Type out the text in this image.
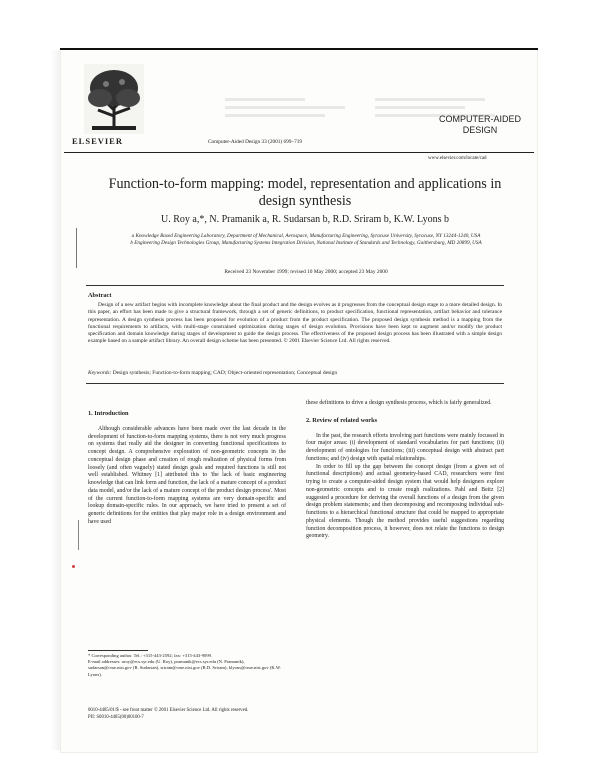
ELSEVIER	Computer-Aided Design 33 (2001) 699–719
COMPUTER-AIDED
DESIGN
www.elsevier.com/locate/cad
Function-to-form mapping: model, representation and applications in
design synthesis
U. Roy a,*, N. Pramanik a, R. Sudarsan b, R.D. Sriram b, K.W. Lyons b
a Knowledge Based Engineering Laboratory, Department of Mechanical, Aerospace, Manufacturing Engineering, Syracuse University, Syracuse, NY 13244-1240, USA
b Engineering Design Technologies Group, Manufacturing Systems Integration Division, National Institute of Standards and Technology, Gaithersburg, MD 20899, USA
Received 23 November 1999; revised 10 May 2000; accepted 23 May 2000
Abstract
Design of a new artifact begins with incomplete knowledge about the final product and the design evolves as it progresses from the conceptual design stage to a more detailed design. In this paper, an effort has been made to give a structural framework, through a set of generic definitions, to product specification, functional representation, artifact behavior and tolerance representation. A design synthesis process has been proposed for evolution of a product from the product specification. The proposed design synthesis method is a mapping from the functional requirements to artifacts, with multi-stage constrained optimization during stages of design evolution. Provisions have been kept to augment and/or modify the product specification and domain knowledge during stages of development to guide the design process. The effectiveness of the proposed design process has been illustrated with a simple design example based on a sample artifact library. An overall design scheme has been presented. © 2001 Elsevier Science Ltd. All rights reserved.
Keywords: Design synthesis; Function-to-form mapping; CAD; Object-oriented representation; Conceptual design
1. Introduction

Although considerable advances have been made over the last decade in the development of function-to-form mapping systems, there is not very much progress on systems that really aid the designer in converting functional specifications to concept design. A comprehensive exploration of non-geometric concepts in the conceptual design phase and creation of rough realization of physical forms from loosely (and often vaguely) stated design goals and required functions is still not well established. Whitney [1] attributed this to 'the lack of basic engineering knowledge that can link form and function, the lack of a mature concept of a product data model, and/or the lack of a mature concept of the product design process'. Most of the current function-to-form mapping systems are very domain-specific and lookup domain-specific rules. In our approach, we have tried to present a set of generic definitions for the entities that play major role in a design environment and have used

these definitions to drive a design synthesis process, which is fairly generalized.

2. Review of related works

In the past, the research efforts involving part functions were mainly focussed in four major areas: (i) development of standard vocabularies for part functions; (ii) development of ontologies for functions; (iii) conceptual design with abstract part functions; and (iv) design with spatial relationships.

In order to fill up the gap between the concept design (from a given set of functional descriptions) and actual geometry-based CAD, researchers were first trying to create a computer-aided design system that would help designers explore non-geometric concepts and to create rough realizations. Pahl and Beitz [2] suggested a procedure for deriving the overall functions of a design from the given design problem statements; and then decomposing and recomposing individual sub-functions to a hierarchical functional structure that could be mapped to appropriate physical elements. Though the method provides useful suggestions regarding function decomposition process, it however, does not relate the functions to design geometry.

* Corresponding author. Tel.: +315-443-2592; fax: +315-443-9099.
E-mail addresses: uroy@ecs.syr.edu (U. Roy), pramanik@ecs.syr.edu (N. Pramanik), sudarsan@cme.nist.gov (R. Sudarsan), sriram@cme.nist.gov (R.D. Sriram), klyons@cme.nist.gov (K.W. Lyons).
0010-4485/01/$ - see front matter © 2001 Elsevier Science Ltd. All rights reserved.
PII: S0010-4485(00)00100-7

^^^^

Point out every line holding the string "Manufacturing" and copy it.

## [Answer for the task]
a Knowledge Based Engineering Laboratory, Department of Mechanical, Aerospace, Manufacturing Engineering, Syracuse University, Syracuse, NY 13244-1240, USA
b Engineering Design Technologies Group, Manufacturing Systems Integration Division, National Institute of Standards and Technology, Gaithersburg, MD 20899, USA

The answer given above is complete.